* **EXERCISE**: Please pull out every line that includes the string "Placebo".

Stored items:
──────

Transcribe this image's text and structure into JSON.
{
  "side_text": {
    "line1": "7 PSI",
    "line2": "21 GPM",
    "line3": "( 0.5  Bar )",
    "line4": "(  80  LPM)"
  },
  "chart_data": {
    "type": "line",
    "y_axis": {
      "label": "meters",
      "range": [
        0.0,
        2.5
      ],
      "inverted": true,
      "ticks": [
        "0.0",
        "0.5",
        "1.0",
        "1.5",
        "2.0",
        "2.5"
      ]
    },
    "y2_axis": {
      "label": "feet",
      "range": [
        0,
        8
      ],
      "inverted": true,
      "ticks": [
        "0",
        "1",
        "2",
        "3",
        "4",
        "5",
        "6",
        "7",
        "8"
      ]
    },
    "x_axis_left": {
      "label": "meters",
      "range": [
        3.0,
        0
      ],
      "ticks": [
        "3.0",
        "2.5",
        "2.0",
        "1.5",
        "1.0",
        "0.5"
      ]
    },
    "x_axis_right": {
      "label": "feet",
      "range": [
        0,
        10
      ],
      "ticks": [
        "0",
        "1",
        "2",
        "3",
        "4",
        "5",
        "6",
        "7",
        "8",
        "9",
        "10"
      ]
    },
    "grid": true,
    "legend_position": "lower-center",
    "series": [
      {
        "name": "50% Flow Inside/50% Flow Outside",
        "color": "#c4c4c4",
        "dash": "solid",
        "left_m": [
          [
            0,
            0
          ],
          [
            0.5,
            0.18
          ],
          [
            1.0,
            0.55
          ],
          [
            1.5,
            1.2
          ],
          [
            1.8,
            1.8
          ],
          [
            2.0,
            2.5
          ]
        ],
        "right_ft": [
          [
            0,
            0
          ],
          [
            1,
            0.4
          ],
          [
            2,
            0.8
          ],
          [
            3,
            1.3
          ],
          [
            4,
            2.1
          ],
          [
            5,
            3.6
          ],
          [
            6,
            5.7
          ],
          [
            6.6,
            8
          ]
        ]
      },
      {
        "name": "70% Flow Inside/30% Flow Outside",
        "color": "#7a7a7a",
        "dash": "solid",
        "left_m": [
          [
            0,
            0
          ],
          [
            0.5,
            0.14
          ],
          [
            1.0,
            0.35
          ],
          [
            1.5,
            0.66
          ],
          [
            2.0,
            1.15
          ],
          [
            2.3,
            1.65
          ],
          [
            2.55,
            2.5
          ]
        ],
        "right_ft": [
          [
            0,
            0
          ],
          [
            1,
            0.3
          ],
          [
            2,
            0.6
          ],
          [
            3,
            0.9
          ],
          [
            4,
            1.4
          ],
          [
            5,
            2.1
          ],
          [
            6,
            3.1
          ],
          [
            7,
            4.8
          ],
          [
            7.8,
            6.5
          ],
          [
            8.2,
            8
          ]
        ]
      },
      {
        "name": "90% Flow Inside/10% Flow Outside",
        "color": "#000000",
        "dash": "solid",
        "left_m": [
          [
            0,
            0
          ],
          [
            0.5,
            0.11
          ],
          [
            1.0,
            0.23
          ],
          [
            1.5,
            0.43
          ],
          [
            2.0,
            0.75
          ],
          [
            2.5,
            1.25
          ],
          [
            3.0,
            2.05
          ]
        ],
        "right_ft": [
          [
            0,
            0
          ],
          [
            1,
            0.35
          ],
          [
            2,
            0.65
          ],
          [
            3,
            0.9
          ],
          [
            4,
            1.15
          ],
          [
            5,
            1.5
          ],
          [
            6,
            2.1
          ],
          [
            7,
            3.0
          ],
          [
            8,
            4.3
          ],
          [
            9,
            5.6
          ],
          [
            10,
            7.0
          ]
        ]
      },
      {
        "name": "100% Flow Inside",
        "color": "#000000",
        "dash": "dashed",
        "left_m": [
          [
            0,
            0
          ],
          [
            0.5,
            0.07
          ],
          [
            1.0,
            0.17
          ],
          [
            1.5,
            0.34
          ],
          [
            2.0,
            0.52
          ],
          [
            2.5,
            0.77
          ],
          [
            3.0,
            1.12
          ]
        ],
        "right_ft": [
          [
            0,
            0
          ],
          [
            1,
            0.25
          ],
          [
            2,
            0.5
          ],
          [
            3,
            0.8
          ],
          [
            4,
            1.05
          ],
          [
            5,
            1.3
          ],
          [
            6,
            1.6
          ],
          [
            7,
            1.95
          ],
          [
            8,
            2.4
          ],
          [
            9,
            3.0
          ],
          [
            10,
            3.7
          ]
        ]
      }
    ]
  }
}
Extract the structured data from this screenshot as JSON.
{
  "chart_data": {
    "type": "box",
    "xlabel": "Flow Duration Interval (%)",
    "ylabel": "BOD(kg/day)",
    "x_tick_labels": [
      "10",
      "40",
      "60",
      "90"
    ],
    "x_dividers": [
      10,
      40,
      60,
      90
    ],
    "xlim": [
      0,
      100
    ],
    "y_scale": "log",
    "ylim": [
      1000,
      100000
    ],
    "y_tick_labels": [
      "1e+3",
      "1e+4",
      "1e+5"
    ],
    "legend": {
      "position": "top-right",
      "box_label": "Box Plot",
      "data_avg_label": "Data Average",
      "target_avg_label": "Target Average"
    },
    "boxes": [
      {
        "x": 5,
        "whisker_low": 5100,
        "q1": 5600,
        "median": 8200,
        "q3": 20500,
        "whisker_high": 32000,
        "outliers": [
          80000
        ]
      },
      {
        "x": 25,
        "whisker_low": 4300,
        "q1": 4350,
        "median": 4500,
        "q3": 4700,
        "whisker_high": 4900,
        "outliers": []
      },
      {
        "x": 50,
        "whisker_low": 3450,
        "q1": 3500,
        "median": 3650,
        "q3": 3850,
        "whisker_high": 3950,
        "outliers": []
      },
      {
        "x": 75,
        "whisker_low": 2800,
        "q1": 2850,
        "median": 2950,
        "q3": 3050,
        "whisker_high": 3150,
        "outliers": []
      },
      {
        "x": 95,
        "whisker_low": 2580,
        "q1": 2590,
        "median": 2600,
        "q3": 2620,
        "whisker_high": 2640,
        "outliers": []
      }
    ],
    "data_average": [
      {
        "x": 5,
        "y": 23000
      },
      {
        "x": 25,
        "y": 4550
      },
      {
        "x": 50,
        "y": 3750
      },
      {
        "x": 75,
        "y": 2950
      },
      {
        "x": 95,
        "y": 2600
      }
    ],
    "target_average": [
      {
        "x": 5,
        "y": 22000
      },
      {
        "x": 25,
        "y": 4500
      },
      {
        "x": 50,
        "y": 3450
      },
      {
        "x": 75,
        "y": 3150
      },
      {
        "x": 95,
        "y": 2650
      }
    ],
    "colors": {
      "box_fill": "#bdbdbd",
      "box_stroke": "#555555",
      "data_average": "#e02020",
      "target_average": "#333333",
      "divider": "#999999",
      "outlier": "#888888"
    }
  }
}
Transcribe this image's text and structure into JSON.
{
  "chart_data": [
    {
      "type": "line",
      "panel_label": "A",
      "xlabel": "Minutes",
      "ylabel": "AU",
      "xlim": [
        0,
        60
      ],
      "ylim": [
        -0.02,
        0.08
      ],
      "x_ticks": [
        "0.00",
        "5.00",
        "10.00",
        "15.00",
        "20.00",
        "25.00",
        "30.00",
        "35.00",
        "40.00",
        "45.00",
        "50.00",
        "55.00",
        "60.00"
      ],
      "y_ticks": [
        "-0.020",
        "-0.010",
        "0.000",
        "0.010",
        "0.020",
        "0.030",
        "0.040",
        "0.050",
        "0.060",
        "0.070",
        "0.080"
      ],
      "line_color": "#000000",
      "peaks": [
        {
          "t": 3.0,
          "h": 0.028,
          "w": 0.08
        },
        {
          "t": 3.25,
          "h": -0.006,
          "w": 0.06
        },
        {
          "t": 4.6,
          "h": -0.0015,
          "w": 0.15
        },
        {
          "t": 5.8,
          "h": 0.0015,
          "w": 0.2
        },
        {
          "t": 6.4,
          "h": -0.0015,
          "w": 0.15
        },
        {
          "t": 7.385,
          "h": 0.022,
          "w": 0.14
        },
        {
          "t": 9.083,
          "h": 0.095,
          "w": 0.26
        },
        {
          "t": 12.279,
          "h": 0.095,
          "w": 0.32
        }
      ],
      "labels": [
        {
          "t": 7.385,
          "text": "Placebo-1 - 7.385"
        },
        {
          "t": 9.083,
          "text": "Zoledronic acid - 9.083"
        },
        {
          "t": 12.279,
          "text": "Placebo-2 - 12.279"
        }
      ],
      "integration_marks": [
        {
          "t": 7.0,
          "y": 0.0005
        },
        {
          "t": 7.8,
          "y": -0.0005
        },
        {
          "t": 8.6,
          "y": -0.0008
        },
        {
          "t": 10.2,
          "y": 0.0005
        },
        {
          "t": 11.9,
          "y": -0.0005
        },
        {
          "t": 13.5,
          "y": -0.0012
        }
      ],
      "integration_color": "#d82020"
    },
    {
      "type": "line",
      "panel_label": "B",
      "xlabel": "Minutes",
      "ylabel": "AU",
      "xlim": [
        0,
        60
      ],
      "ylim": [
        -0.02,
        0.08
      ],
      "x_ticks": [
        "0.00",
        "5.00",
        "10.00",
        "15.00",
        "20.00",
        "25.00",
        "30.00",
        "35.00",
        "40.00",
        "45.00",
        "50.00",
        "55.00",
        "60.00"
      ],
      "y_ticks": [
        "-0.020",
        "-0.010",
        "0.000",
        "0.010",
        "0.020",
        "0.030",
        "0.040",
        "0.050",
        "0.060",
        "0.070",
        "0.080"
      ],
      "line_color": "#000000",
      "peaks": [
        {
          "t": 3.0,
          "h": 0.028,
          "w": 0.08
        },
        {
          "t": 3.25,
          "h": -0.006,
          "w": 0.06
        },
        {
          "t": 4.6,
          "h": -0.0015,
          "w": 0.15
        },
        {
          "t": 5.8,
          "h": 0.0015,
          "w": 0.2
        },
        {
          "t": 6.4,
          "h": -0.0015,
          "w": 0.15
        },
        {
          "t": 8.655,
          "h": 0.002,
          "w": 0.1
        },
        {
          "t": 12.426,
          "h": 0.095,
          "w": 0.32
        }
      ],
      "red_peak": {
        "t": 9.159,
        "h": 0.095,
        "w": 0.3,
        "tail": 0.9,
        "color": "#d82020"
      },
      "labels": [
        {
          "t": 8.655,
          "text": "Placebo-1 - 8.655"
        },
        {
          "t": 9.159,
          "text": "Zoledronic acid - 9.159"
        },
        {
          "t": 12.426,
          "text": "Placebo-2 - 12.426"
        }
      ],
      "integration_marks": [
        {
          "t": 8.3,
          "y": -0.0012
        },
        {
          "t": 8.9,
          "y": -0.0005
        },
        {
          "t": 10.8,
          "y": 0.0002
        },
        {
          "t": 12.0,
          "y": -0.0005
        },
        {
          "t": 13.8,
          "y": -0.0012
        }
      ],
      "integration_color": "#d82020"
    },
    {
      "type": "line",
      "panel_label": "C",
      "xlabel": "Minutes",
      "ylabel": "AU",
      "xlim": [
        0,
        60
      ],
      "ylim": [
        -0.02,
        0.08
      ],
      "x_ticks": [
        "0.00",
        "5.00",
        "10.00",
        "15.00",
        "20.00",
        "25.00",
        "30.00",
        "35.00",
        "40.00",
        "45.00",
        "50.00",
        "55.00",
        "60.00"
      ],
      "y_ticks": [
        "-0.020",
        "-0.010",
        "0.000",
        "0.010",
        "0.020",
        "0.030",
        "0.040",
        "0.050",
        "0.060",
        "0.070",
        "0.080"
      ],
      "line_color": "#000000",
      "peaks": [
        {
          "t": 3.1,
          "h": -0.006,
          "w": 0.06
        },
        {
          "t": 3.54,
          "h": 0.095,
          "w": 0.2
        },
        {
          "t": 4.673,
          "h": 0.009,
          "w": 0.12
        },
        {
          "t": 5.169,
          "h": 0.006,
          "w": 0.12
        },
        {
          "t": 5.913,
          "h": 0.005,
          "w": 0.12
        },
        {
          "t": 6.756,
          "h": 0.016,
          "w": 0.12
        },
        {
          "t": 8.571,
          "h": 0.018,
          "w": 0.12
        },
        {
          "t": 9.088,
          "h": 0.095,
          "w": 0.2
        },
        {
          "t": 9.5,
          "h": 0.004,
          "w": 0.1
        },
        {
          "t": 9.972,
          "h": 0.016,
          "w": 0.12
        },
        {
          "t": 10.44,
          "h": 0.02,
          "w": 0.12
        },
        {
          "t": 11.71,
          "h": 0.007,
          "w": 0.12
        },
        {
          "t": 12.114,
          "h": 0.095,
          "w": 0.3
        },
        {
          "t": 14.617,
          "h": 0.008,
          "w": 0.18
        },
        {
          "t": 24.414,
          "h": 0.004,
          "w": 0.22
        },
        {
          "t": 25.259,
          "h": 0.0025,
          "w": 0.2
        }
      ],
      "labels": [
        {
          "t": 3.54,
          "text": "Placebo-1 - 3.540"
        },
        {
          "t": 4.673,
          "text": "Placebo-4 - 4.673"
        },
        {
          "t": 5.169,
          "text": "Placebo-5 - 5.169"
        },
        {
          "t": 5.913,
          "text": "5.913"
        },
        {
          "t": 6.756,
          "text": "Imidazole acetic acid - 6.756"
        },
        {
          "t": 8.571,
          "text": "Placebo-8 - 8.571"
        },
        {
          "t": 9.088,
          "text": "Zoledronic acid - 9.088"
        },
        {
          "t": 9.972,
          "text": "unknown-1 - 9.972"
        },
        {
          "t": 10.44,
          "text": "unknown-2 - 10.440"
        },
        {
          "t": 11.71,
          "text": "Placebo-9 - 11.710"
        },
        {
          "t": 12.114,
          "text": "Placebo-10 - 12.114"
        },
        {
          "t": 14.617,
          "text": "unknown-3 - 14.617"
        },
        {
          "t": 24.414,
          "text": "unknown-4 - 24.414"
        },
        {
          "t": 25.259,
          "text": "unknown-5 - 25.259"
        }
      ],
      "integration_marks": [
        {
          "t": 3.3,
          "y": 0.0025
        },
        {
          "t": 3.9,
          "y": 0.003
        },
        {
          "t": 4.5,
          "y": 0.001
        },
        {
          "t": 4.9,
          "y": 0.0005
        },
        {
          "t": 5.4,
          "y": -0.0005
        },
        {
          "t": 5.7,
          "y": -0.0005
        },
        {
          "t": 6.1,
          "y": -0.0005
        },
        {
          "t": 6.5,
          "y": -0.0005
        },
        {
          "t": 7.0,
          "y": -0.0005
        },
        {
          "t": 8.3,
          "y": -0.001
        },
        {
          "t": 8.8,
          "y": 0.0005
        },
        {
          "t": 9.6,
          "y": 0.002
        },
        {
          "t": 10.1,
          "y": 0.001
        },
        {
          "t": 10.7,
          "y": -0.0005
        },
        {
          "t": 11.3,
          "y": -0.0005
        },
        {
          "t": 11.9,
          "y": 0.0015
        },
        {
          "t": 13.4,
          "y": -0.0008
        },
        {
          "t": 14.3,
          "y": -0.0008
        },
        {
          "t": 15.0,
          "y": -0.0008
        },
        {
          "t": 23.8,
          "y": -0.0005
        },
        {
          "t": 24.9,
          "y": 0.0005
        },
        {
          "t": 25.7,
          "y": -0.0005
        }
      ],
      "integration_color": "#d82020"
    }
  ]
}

──────

* **WRITTEN REPLY**:
          "text": "Placebo-1 - 7.385"
          "text": "Placebo-2 - 12.279"
          "text": "Placebo-1 - 8.655"
          "text": "Placebo-2 - 12.426"
          "text": "Placebo-1 - 3.540"
          "text": "Placebo-4 - 4.673"
          "text": "Placebo-5 - 5.169"
          "text": "Placebo-8 - 8.571"
          "text": "Placebo-9 - 11.710"
          "text": "Placebo-10 - 12.114"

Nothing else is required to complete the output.